[Figure record listings]
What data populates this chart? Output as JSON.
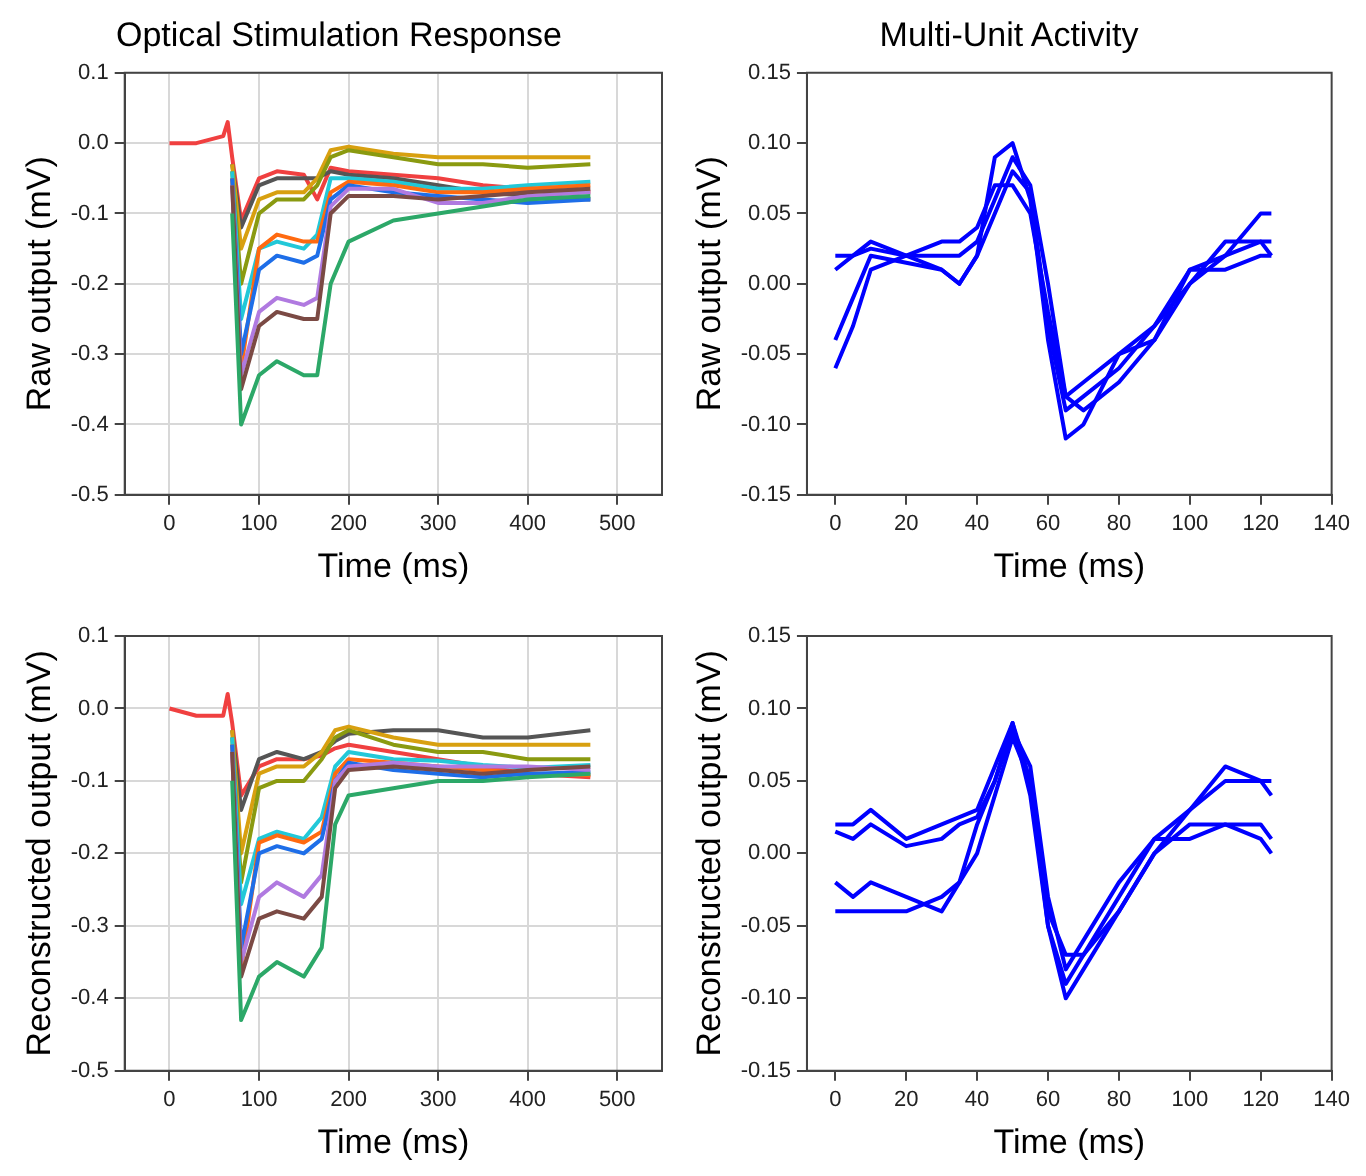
{
  "chart_data": [
    {
      "type": "line",
      "title": "Optical Stimulation Response",
      "xlabel": "Time (ms)",
      "ylabel": "Raw output (mV)",
      "xlim": [
        -50,
        550
      ],
      "xticks": [
        0,
        100,
        200,
        300,
        400,
        500
      ],
      "ylim": [
        -0.5,
        0.1
      ],
      "yticks": [
        -0.5,
        -0.4,
        -0.3,
        -0.2,
        -0.1,
        {
          "value": 0,
          "label": "0.0"
        },
        0.1
      ],
      "grid": true,
      "legend": false,
      "marker": "none",
      "line_style": "solid",
      "x": [
        0,
        30,
        60,
        65,
        70,
        80,
        100,
        120,
        150,
        165,
        180,
        200,
        250,
        300,
        350,
        400,
        470
      ],
      "series": [
        {
          "color": "#2ca868",
          "values": [
            null,
            null,
            null,
            null,
            -0.1,
            -0.4,
            -0.33,
            -0.31,
            -0.33,
            -0.33,
            -0.2,
            -0.14,
            -0.11,
            -0.1,
            -0.09,
            -0.08,
            -0.075
          ]
        },
        {
          "color": "#7b4a44",
          "values": [
            null,
            null,
            null,
            null,
            -0.06,
            -0.35,
            -0.26,
            -0.24,
            -0.25,
            -0.25,
            -0.1,
            -0.075,
            -0.075,
            -0.08,
            -0.075,
            -0.07,
            -0.065
          ]
        },
        {
          "color": "#b07ae0",
          "values": [
            null,
            null,
            null,
            null,
            -0.06,
            -0.33,
            -0.24,
            -0.22,
            -0.23,
            -0.22,
            -0.09,
            -0.065,
            -0.065,
            -0.085,
            -0.085,
            -0.075,
            -0.07
          ]
        },
        {
          "color": "#1e6ee8",
          "values": [
            null,
            null,
            null,
            null,
            -0.05,
            -0.3,
            -0.18,
            -0.16,
            -0.17,
            -0.16,
            -0.08,
            -0.06,
            -0.07,
            -0.075,
            -0.08,
            -0.085,
            -0.08
          ]
        },
        {
          "color": "#ff6a10",
          "values": [
            null,
            null,
            null,
            null,
            -0.05,
            -0.32,
            -0.15,
            -0.13,
            -0.14,
            -0.14,
            -0.07,
            -0.055,
            -0.06,
            -0.07,
            -0.07,
            -0.065,
            -0.06
          ]
        },
        {
          "color": "#22c8d8",
          "values": [
            null,
            null,
            null,
            null,
            -0.04,
            -0.25,
            -0.15,
            -0.14,
            -0.15,
            -0.13,
            -0.05,
            -0.05,
            -0.055,
            -0.065,
            -0.065,
            -0.06,
            -0.055
          ]
        },
        {
          "color": "#8a9a10",
          "values": [
            null,
            null,
            null,
            null,
            -0.04,
            -0.2,
            -0.1,
            -0.08,
            -0.08,
            -0.06,
            -0.02,
            -0.01,
            -0.02,
            -0.03,
            -0.03,
            -0.035,
            -0.03
          ]
        },
        {
          "color": "#d8a010",
          "values": [
            null,
            null,
            null,
            null,
            -0.03,
            -0.15,
            -0.08,
            -0.07,
            -0.07,
            -0.05,
            -0.01,
            -0.005,
            -0.015,
            -0.02,
            -0.02,
            -0.02,
            -0.02
          ]
        },
        {
          "color": "#555555",
          "values": [
            null,
            null,
            null,
            null,
            -0.03,
            -0.12,
            -0.06,
            -0.05,
            -0.05,
            -0.05,
            -0.04,
            -0.045,
            -0.05,
            -0.06,
            -0.07,
            -0.075,
            -0.08
          ]
        },
        {
          "color": "#f04040",
          "values": [
            0,
            0,
            0.01,
            0.03,
            -0.02,
            -0.11,
            -0.05,
            -0.04,
            -0.045,
            -0.08,
            -0.035,
            -0.04,
            -0.045,
            -0.05,
            -0.06,
            -0.065,
            -0.07
          ]
        }
      ]
    },
    {
      "type": "line",
      "title": "Multi-Unit Activity",
      "xlabel": "Time (ms)",
      "ylabel": "Raw output (mV)",
      "xlim": [
        -8,
        140
      ],
      "xticks": [
        0,
        20,
        40,
        60,
        80,
        100,
        120,
        140
      ],
      "ylim": [
        -0.15,
        0.15
      ],
      "yticks": [
        -0.15,
        {
          "value": -0.1,
          "label": "-0.10"
        },
        -0.05,
        {
          "value": 0,
          "label": "0.00"
        },
        0.05,
        {
          "value": 0.1,
          "label": "0.10"
        },
        0.15
      ],
      "grid": false,
      "legend": false,
      "marker": "none",
      "line_style": "solid",
      "x": [
        0,
        5,
        10,
        20,
        30,
        35,
        40,
        45,
        50,
        55,
        60,
        65,
        70,
        80,
        90,
        100,
        110,
        120,
        123
      ],
      "series": [
        {
          "color": "#0000ff",
          "values": [
            0.01,
            0.02,
            0.025,
            0.02,
            0.02,
            0.02,
            0.03,
            0.06,
            0.09,
            0.07,
            0.0,
            -0.08,
            -0.09,
            -0.07,
            -0.04,
            0.01,
            0.02,
            0.03,
            0.03
          ]
        },
        {
          "color": "#0000ff",
          "values": [
            -0.06,
            -0.03,
            0.01,
            0.02,
            0.01,
            0.0,
            0.02,
            0.09,
            0.1,
            0.06,
            -0.04,
            -0.11,
            -0.1,
            -0.05,
            -0.03,
            0.0,
            0.02,
            0.05,
            0.05
          ]
        },
        {
          "color": "#0000ff",
          "values": [
            0.02,
            0.02,
            0.03,
            0.02,
            0.03,
            0.03,
            0.04,
            0.07,
            0.07,
            0.05,
            -0.02,
            -0.08,
            -0.07,
            -0.05,
            -0.04,
            0.0,
            0.03,
            0.03,
            0.02
          ]
        },
        {
          "color": "#0000ff",
          "values": [
            -0.04,
            -0.01,
            0.02,
            0.015,
            0.01,
            0.0,
            0.02,
            0.05,
            0.08,
            0.065,
            -0.03,
            -0.09,
            -0.08,
            -0.06,
            -0.03,
            0.01,
            0.01,
            0.02,
            0.02
          ]
        }
      ]
    },
    {
      "type": "line",
      "xlabel": "Time (ms)",
      "ylabel": "Reconstructed output (mV)",
      "xlim": [
        -50,
        550
      ],
      "xticks": [
        0,
        100,
        200,
        300,
        400,
        500
      ],
      "ylim": [
        -0.5,
        0.1
      ],
      "yticks": [
        -0.5,
        -0.4,
        -0.3,
        -0.2,
        -0.1,
        {
          "value": 0,
          "label": "0.0"
        },
        0.1
      ],
      "grid": true,
      "legend": false,
      "marker": "none",
      "line_style": "solid",
      "x": [
        0,
        30,
        60,
        65,
        70,
        80,
        100,
        120,
        150,
        170,
        185,
        200,
        250,
        300,
        350,
        400,
        470
      ],
      "series": [
        {
          "color": "#2ca868",
          "values": [
            null,
            null,
            null,
            null,
            -0.1,
            -0.43,
            -0.37,
            -0.35,
            -0.37,
            -0.33,
            -0.16,
            -0.12,
            -0.11,
            -0.1,
            -0.1,
            -0.095,
            -0.09
          ]
        },
        {
          "color": "#7b4a44",
          "values": [
            null,
            null,
            null,
            null,
            -0.06,
            -0.37,
            -0.29,
            -0.28,
            -0.29,
            -0.26,
            -0.11,
            -0.085,
            -0.08,
            -0.085,
            -0.09,
            -0.085,
            -0.08
          ]
        },
        {
          "color": "#b07ae0",
          "values": [
            null,
            null,
            null,
            null,
            -0.06,
            -0.35,
            -0.26,
            -0.24,
            -0.26,
            -0.23,
            -0.1,
            -0.08,
            -0.075,
            -0.08,
            -0.08,
            -0.08,
            -0.085
          ]
        },
        {
          "color": "#1e6ee8",
          "values": [
            null,
            null,
            null,
            null,
            -0.05,
            -0.33,
            -0.2,
            -0.19,
            -0.2,
            -0.18,
            -0.1,
            -0.075,
            -0.085,
            -0.09,
            -0.095,
            -0.09,
            -0.088
          ]
        },
        {
          "color": "#ff6a10",
          "values": [
            null,
            null,
            null,
            null,
            -0.05,
            -0.36,
            -0.185,
            -0.175,
            -0.185,
            -0.17,
            -0.09,
            -0.07,
            -0.075,
            -0.08,
            -0.085,
            -0.09,
            -0.092
          ]
        },
        {
          "color": "#22c8d8",
          "values": [
            null,
            null,
            null,
            null,
            -0.04,
            -0.27,
            -0.18,
            -0.17,
            -0.18,
            -0.15,
            -0.08,
            -0.06,
            -0.07,
            -0.072,
            -0.078,
            -0.082,
            -0.078
          ]
        },
        {
          "color": "#8a9a10",
          "values": [
            null,
            null,
            null,
            null,
            -0.04,
            -0.24,
            -0.11,
            -0.1,
            -0.1,
            -0.07,
            -0.04,
            -0.03,
            -0.05,
            -0.06,
            -0.06,
            -0.07,
            -0.07
          ]
        },
        {
          "color": "#d8a010",
          "values": [
            null,
            null,
            null,
            null,
            -0.03,
            -0.2,
            -0.09,
            -0.08,
            -0.08,
            -0.06,
            -0.03,
            -0.025,
            -0.04,
            -0.05,
            -0.05,
            -0.05,
            -0.05
          ]
        },
        {
          "color": "#555555",
          "values": [
            null,
            null,
            null,
            null,
            -0.03,
            -0.14,
            -0.07,
            -0.06,
            -0.07,
            -0.06,
            -0.045,
            -0.035,
            -0.03,
            -0.03,
            -0.04,
            -0.04,
            -0.03
          ]
        },
        {
          "color": "#f04040",
          "values": [
            0,
            -0.01,
            -0.01,
            0.02,
            -0.02,
            -0.12,
            -0.08,
            -0.07,
            -0.07,
            -0.065,
            -0.055,
            -0.05,
            -0.06,
            -0.07,
            -0.08,
            -0.09,
            -0.095
          ]
        }
      ]
    },
    {
      "type": "line",
      "xlabel": "Time (ms)",
      "ylabel": "Reconstructed output (mV)",
      "xlim": [
        -8,
        140
      ],
      "xticks": [
        0,
        20,
        40,
        60,
        80,
        100,
        120,
        140
      ],
      "ylim": [
        -0.15,
        0.15
      ],
      "yticks": [
        -0.15,
        {
          "value": -0.1,
          "label": "-0.10"
        },
        -0.05,
        {
          "value": 0,
          "label": "0.00"
        },
        0.05,
        {
          "value": 0.1,
          "label": "0.10"
        },
        0.15
      ],
      "grid": false,
      "legend": false,
      "marker": "none",
      "line_style": "solid",
      "x": [
        0,
        5,
        10,
        20,
        30,
        35,
        40,
        45,
        50,
        55,
        60,
        65,
        70,
        80,
        90,
        100,
        110,
        120,
        123
      ],
      "series": [
        {
          "color": "#0000ff",
          "values": [
            0.02,
            0.02,
            0.03,
            0.01,
            0.02,
            0.025,
            0.03,
            0.06,
            0.09,
            0.05,
            -0.04,
            -0.07,
            -0.07,
            -0.04,
            0.0,
            0.03,
            0.06,
            0.05,
            0.05
          ]
        },
        {
          "color": "#0000ff",
          "values": [
            -0.04,
            -0.04,
            -0.04,
            -0.04,
            -0.03,
            -0.02,
            0.0,
            0.04,
            0.08,
            0.05,
            -0.05,
            -0.1,
            -0.08,
            -0.04,
            0.0,
            0.02,
            0.02,
            0.02,
            0.01
          ]
        },
        {
          "color": "#0000ff",
          "values": [
            -0.02,
            -0.03,
            -0.02,
            -0.03,
            -0.04,
            -0.02,
            0.02,
            0.05,
            0.09,
            0.04,
            -0.05,
            -0.09,
            -0.07,
            -0.03,
            0.01,
            0.03,
            0.05,
            0.05,
            0.04
          ]
        },
        {
          "color": "#0000ff",
          "values": [
            0.015,
            0.01,
            0.02,
            0.005,
            0.01,
            0.02,
            0.025,
            0.05,
            0.085,
            0.06,
            -0.03,
            -0.08,
            -0.06,
            -0.02,
            0.01,
            0.01,
            0.02,
            0.01,
            0.0
          ]
        }
      ]
    }
  ]
}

### Given request
Count how many lines contain "title" and give only that count.

### Correct result
2